<<<<

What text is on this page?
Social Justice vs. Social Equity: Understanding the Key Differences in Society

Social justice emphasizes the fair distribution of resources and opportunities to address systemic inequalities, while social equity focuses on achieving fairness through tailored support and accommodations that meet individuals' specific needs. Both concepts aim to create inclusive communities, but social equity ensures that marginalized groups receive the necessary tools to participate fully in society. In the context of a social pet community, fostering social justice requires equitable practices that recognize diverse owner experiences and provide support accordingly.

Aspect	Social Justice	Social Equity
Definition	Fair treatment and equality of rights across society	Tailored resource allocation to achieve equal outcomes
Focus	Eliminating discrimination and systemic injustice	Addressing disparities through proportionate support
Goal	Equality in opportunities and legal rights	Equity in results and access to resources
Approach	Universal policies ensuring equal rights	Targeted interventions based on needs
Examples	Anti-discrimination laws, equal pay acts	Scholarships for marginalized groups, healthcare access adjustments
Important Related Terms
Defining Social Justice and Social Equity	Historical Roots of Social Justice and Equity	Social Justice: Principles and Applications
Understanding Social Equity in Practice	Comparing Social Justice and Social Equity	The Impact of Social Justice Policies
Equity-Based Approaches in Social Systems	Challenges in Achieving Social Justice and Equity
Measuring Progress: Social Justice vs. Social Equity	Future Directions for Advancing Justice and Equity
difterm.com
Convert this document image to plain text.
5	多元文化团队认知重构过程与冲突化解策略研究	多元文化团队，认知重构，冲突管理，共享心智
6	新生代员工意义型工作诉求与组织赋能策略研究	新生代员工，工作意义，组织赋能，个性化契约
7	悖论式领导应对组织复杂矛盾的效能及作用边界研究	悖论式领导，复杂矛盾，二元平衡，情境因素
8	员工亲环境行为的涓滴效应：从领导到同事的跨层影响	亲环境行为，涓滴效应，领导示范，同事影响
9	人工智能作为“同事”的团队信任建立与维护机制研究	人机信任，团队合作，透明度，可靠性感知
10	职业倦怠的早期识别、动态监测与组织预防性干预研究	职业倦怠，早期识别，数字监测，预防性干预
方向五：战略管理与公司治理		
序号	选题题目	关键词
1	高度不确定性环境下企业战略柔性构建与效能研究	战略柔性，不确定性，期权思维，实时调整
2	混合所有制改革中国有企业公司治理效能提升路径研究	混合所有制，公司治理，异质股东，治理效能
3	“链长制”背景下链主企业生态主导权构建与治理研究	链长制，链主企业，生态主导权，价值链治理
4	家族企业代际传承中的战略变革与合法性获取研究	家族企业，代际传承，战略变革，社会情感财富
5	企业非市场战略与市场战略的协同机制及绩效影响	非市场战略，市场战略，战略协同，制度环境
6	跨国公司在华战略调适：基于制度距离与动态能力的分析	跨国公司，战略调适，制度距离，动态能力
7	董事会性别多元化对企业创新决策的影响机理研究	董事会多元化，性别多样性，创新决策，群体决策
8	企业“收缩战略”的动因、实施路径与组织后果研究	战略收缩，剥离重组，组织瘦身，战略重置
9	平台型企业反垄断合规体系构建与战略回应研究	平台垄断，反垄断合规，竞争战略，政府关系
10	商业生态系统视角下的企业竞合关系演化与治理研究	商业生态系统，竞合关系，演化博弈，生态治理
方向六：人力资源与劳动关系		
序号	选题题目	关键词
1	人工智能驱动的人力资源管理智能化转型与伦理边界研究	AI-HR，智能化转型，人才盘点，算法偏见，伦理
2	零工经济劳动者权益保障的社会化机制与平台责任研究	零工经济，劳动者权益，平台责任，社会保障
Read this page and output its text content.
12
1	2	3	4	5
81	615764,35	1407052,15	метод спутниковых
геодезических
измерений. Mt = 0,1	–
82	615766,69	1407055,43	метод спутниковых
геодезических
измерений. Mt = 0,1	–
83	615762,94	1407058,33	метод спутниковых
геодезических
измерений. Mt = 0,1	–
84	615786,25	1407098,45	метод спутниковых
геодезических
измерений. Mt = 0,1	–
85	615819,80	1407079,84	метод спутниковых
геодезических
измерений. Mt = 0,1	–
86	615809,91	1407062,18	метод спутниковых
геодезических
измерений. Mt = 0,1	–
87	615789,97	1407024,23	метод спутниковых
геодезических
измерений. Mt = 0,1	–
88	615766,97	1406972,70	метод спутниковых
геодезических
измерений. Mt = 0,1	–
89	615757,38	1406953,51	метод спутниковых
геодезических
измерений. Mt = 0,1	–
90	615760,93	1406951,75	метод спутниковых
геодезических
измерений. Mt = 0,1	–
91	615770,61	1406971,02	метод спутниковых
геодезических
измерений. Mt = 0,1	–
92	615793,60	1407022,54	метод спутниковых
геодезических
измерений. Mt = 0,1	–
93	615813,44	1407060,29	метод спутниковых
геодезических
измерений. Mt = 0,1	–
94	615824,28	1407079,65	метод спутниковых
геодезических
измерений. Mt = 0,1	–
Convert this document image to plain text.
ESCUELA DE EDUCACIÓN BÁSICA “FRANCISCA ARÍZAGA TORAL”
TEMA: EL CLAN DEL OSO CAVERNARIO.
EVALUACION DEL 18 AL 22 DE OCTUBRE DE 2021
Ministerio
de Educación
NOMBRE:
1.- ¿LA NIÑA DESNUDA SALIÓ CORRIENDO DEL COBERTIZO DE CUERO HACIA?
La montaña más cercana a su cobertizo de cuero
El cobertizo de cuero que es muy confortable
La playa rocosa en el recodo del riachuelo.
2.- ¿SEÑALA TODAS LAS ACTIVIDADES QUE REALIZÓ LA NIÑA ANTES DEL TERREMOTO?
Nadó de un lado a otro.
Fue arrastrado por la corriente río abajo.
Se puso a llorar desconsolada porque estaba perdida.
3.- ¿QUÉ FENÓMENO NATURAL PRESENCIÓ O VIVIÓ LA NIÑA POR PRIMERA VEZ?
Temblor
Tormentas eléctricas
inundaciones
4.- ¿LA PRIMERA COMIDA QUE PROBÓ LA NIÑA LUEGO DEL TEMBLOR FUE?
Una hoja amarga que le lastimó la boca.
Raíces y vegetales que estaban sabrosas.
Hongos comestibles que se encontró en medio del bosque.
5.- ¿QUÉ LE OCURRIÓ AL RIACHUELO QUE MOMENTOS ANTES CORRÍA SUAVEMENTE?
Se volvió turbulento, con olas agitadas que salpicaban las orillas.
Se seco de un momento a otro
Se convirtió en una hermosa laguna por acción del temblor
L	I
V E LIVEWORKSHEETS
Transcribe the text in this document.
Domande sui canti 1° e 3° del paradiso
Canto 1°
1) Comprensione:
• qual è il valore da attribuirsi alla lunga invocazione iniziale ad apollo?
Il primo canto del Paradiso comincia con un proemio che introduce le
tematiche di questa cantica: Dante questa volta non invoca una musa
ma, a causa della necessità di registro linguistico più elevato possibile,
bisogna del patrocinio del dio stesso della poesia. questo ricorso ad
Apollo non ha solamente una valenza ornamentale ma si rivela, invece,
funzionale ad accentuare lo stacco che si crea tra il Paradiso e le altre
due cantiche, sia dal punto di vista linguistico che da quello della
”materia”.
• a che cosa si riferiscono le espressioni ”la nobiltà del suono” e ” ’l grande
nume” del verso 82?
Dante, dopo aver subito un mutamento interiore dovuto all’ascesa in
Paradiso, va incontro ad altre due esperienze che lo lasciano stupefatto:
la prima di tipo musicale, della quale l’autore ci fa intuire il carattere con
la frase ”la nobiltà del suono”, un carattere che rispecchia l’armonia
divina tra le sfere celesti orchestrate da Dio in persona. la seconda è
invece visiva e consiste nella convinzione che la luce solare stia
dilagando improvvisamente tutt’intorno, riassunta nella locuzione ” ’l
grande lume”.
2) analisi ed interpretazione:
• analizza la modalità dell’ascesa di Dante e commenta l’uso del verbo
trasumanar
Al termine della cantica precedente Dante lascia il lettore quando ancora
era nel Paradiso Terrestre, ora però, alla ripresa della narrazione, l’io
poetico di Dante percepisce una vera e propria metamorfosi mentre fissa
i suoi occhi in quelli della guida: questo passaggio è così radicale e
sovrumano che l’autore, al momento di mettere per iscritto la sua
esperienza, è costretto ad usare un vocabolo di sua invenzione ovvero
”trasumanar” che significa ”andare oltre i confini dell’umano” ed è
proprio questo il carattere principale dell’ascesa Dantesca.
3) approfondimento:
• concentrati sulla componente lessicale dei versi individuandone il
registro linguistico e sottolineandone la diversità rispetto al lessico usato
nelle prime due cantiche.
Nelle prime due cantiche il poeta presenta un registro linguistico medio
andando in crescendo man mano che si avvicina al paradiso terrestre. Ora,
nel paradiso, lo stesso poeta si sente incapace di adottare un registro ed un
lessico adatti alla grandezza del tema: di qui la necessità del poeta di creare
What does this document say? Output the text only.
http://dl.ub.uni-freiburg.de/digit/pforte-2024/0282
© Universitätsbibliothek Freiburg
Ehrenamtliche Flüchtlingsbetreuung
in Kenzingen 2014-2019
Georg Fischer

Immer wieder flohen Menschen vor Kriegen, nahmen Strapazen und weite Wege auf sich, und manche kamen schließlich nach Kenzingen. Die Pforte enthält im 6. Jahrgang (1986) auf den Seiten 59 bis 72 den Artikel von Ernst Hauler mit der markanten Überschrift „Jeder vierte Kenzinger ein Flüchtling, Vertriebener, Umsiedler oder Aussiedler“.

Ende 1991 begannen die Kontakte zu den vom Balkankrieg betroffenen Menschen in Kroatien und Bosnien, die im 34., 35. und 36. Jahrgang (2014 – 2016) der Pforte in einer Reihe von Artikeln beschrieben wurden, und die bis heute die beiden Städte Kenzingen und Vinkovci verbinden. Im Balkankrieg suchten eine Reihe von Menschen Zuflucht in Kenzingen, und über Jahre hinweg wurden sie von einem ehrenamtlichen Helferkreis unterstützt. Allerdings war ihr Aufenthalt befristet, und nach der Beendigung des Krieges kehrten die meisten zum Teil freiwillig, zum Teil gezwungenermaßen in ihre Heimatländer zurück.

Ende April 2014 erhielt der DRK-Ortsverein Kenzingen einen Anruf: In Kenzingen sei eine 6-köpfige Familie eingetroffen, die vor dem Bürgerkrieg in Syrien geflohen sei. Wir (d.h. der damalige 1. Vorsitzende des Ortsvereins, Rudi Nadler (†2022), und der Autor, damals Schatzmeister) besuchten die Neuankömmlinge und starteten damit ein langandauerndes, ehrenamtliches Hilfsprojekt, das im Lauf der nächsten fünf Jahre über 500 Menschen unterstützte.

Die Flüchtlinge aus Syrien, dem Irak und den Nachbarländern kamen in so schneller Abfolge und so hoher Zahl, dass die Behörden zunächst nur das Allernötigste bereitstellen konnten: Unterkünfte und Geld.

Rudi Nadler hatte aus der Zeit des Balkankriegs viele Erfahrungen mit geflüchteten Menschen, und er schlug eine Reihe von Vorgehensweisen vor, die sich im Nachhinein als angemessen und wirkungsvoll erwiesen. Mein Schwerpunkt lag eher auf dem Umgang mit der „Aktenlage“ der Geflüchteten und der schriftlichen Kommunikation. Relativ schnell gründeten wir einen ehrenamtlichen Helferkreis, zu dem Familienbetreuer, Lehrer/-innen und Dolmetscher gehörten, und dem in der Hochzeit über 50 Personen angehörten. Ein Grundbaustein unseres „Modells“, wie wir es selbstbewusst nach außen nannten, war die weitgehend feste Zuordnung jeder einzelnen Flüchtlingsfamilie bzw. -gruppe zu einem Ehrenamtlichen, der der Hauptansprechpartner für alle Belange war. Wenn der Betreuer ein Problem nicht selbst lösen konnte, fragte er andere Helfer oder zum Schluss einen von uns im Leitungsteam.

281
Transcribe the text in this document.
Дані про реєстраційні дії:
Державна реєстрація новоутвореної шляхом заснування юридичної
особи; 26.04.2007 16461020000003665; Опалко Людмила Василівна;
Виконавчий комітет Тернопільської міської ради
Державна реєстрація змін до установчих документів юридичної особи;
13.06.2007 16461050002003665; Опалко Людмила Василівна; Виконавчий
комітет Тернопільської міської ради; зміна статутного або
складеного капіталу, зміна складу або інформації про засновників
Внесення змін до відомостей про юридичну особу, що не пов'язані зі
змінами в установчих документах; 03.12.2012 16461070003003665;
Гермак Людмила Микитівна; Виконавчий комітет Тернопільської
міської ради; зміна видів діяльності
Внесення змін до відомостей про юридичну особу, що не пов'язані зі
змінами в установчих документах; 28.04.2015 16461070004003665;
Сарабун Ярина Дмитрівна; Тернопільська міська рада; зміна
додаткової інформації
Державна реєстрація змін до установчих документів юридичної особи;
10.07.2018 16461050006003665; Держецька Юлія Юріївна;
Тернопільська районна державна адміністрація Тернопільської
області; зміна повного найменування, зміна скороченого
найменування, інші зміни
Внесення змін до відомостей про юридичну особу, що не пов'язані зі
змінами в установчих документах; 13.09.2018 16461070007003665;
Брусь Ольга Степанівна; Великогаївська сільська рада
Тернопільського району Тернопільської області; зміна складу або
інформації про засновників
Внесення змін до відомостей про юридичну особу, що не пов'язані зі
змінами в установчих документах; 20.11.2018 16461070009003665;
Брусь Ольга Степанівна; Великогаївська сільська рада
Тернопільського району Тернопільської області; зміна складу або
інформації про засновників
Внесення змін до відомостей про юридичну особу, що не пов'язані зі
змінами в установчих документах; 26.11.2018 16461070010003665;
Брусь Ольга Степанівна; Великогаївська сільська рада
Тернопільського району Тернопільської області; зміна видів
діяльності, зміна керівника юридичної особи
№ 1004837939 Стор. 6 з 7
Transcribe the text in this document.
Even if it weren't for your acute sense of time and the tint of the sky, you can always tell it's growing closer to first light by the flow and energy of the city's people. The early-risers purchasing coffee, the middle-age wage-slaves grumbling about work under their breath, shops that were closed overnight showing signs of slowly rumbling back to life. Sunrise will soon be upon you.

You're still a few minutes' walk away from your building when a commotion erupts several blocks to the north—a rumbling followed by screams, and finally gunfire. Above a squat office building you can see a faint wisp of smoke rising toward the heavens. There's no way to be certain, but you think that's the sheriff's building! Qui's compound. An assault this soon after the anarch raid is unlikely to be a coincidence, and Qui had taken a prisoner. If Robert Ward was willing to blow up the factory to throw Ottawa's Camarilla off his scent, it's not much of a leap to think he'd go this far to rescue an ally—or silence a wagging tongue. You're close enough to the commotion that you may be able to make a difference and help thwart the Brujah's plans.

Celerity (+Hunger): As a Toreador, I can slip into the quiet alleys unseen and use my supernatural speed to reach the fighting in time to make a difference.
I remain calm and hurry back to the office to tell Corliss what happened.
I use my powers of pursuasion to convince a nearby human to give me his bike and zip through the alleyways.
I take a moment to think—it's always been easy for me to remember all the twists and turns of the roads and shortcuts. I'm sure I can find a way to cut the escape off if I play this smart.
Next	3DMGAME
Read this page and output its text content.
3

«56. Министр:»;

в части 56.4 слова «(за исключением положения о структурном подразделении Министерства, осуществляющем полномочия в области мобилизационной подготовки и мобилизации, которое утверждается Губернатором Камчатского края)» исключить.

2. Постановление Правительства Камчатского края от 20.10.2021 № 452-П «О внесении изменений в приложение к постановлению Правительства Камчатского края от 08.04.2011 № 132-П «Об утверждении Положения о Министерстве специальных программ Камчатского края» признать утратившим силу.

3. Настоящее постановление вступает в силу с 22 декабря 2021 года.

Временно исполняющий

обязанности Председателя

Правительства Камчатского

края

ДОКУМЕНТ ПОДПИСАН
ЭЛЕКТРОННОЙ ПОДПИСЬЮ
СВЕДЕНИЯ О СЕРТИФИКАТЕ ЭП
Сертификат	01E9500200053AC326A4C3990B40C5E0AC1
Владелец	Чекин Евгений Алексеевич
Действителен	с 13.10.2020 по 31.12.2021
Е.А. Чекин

>>>>

WHAT YOU SHOULD DO - From the listing above, find the number of lines with the word "access" in them. Answer with the number only.

FINAL RESULT - 2